RECORDS SUPPLIED ->
(begin)

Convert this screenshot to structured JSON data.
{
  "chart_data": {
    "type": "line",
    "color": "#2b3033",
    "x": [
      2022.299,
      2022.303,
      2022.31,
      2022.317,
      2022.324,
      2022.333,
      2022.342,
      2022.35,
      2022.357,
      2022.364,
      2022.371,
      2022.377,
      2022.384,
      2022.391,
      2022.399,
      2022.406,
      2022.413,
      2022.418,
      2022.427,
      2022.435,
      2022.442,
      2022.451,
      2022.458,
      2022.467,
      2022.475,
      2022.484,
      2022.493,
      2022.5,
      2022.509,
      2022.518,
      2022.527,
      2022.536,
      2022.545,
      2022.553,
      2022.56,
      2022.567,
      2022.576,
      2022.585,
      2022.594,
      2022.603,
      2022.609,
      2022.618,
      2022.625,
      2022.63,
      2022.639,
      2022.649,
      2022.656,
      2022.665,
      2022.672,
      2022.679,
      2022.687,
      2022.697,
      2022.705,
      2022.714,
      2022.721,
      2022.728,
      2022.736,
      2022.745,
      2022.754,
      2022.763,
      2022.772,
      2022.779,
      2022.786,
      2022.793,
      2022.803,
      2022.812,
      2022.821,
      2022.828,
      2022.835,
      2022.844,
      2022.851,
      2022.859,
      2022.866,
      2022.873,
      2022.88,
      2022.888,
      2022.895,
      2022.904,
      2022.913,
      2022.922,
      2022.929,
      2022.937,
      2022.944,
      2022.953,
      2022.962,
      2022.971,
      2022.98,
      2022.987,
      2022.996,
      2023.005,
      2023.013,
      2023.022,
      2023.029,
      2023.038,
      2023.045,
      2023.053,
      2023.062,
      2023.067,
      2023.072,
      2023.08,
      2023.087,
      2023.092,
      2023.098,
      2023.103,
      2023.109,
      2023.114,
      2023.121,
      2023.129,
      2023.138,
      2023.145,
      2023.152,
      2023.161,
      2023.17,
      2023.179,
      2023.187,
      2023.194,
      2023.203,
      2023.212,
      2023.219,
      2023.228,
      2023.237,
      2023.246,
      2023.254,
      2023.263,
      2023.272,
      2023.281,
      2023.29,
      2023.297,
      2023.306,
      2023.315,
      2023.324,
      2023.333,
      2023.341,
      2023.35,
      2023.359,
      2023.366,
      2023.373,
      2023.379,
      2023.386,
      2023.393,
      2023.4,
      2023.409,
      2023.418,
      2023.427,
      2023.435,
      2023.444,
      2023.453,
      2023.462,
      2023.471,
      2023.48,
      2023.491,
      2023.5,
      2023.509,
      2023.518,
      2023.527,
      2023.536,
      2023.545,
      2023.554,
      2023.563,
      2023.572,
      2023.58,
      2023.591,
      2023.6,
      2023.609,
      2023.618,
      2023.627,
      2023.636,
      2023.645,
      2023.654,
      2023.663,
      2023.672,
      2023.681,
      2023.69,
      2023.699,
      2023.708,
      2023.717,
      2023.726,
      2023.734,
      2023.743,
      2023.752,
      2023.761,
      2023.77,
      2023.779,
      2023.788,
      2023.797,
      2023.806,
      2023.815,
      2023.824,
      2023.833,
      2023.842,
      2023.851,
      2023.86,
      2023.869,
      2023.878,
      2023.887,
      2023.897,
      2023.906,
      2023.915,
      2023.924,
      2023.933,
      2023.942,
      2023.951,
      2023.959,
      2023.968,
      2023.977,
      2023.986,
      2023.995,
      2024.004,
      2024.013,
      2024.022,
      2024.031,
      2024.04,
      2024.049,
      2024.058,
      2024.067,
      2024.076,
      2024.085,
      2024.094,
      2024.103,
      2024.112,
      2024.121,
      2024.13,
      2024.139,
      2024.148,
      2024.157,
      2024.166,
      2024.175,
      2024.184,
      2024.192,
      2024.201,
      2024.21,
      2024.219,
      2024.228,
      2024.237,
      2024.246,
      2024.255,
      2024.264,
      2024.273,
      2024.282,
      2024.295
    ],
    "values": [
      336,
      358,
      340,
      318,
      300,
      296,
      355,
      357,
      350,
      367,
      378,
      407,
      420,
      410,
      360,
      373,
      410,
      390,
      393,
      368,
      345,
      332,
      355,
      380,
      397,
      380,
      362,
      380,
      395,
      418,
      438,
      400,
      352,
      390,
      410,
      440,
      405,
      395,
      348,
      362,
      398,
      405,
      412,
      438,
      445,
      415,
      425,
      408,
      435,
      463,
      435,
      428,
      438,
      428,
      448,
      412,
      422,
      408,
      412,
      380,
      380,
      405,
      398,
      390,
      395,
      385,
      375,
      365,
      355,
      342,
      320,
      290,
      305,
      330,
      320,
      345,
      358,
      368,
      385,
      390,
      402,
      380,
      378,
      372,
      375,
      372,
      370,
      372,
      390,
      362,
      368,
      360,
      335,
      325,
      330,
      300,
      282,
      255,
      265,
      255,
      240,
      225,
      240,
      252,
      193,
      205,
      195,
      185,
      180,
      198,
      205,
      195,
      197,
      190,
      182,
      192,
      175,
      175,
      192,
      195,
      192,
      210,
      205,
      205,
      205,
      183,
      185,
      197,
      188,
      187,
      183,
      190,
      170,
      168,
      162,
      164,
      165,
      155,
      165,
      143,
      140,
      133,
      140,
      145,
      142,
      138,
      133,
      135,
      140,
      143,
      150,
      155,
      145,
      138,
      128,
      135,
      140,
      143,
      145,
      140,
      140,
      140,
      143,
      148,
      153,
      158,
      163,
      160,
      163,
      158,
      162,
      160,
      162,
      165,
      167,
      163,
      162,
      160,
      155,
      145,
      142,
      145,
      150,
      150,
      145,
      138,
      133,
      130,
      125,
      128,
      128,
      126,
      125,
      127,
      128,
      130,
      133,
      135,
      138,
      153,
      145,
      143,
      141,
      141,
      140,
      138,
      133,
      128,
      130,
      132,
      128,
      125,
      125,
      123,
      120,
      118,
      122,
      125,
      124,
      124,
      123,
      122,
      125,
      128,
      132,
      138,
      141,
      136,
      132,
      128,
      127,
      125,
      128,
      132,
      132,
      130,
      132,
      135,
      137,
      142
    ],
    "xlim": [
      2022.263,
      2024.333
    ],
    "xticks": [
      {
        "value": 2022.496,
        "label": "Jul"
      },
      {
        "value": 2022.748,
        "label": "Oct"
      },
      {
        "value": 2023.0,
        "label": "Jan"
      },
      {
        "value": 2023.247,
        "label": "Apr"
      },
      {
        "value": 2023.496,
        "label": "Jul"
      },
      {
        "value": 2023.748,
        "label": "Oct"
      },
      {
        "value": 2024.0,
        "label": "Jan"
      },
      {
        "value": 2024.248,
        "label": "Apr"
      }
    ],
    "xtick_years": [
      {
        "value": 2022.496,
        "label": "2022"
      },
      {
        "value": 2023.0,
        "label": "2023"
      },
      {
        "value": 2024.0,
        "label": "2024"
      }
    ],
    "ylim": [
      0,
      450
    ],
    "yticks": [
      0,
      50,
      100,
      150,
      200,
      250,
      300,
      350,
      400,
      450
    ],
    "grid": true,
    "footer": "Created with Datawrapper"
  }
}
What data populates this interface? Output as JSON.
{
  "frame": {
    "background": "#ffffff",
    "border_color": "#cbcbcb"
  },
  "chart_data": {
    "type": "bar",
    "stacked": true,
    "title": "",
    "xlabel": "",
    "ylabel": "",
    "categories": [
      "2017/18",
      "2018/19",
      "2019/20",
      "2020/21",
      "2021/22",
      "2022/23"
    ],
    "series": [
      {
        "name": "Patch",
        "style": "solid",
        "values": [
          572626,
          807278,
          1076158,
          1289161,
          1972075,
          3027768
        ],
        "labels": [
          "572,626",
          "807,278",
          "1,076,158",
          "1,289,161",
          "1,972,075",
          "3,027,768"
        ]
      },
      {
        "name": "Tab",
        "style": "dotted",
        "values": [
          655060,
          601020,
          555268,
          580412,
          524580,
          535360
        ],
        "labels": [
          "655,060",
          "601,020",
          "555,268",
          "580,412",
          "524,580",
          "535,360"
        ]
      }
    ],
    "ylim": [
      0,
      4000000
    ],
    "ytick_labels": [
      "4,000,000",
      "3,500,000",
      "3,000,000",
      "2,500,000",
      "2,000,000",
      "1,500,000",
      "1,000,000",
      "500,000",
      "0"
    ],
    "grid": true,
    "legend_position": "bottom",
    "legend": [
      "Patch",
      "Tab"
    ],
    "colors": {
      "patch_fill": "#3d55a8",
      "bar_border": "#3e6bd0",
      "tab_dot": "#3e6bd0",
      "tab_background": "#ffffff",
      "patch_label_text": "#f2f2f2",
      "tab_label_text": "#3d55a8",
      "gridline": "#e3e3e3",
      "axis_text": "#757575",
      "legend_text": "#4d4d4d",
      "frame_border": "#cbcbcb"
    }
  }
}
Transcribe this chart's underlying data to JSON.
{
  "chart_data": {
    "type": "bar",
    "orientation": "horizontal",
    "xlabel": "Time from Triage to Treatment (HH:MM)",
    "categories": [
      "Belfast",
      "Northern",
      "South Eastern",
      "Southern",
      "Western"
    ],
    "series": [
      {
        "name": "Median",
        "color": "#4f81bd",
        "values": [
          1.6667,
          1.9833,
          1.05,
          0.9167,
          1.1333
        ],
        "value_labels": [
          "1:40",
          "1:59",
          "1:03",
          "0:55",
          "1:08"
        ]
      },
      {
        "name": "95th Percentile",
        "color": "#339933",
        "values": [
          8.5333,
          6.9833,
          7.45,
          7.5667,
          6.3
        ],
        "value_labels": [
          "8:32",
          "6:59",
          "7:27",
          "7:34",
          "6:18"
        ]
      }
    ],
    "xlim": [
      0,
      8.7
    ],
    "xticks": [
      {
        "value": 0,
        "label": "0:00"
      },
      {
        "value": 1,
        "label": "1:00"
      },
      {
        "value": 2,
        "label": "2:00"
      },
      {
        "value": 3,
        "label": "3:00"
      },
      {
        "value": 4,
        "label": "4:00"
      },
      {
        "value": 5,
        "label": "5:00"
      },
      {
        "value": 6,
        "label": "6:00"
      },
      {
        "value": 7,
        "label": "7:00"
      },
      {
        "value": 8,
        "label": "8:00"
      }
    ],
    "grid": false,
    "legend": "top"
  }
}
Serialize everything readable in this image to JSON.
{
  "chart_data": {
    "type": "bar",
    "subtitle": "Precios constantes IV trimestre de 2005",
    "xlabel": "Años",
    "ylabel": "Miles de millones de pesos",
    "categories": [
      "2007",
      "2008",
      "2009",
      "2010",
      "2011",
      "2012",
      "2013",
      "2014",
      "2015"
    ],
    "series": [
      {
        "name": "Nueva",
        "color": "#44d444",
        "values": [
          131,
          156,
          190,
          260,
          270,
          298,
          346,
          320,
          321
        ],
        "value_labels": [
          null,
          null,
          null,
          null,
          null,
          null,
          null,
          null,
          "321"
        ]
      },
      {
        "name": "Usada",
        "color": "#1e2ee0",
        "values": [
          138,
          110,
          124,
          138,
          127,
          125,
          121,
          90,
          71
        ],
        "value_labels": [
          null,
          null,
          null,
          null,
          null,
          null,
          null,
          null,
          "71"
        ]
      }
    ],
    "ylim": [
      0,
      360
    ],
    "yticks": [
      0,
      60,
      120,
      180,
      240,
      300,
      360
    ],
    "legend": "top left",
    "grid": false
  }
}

(end)

DIRECTIVE ->
The answer consists only of the lines from the one containing "Serialize everything readable" to the end of the records, each written out exactly.

SOLUTION ->
Serialize everything readable in this image to JSON.
{
  "chart_data": {
    "type": "bar",
    "subtitle": "Precios constantes IV trimestre de 2005",
    "xlabel": "Años",
    "ylabel": "Miles de millones de pesos",
    "categories": [
      "2007",
      "2008",
      "2009",
      "2010",
      "2011",
      "2012",
      "2013",
      "2014",
      "2015"
    ],
    "series": [
      {
        "name": "Nueva",
        "color": "#44d444",
        "values": [
          131,
          156,
          190,
          260,
          270,
          298,
          346,
          320,
          321
        ],
        "value_labels": [
          null,
          null,
          null,
          null,
          null,
          null,
          null,
          null,
          "321"
        ]
      },
      {
        "name": "Usada",
        "color": "#1e2ee0",
        "values": [
          138,
          110,
          124,
          138,
          127,
          125,
          121,
          90,
          71
        ],
        "value_labels": [
          null,
          null,
          null,
          null,
          null,
          null,
          null,
          null,
          "71"
        ]
      }
    ],
    "ylim": [
      0,
      360
    ],
    "yticks": [
      0,
      60,
      120,
      180,
      240,
      300,
      360
    ],
    "legend": "top left",
    "grid": false
  }
}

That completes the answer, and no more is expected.